[Data items]
---------------
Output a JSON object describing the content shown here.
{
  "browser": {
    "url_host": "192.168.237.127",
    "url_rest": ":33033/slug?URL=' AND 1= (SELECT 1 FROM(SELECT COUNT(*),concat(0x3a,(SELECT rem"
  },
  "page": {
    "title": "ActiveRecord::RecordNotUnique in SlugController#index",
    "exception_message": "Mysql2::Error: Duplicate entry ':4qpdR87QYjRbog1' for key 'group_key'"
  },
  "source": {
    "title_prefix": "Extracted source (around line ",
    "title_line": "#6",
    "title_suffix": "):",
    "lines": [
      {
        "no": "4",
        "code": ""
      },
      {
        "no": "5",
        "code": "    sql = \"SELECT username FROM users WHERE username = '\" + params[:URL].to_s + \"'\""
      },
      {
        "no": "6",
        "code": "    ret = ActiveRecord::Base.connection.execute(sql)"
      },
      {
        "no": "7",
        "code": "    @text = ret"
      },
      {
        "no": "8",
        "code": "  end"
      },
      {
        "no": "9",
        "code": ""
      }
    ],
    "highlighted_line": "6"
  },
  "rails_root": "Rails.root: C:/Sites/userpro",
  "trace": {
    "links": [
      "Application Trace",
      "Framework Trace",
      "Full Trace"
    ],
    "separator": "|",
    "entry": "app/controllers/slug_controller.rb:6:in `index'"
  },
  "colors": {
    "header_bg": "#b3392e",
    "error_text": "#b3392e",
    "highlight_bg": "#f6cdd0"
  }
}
---------------
Aim of the task:
Check the data for the word "entry" and pull out the lines that have it.

Exercise result:
    "exception_message": "Mysql2::Error: Duplicate entry ':4qpdR87QYjRbog1' for key 'group_key'"
    "entry": "app/controllers/slug_controller.rb:6:in `index'"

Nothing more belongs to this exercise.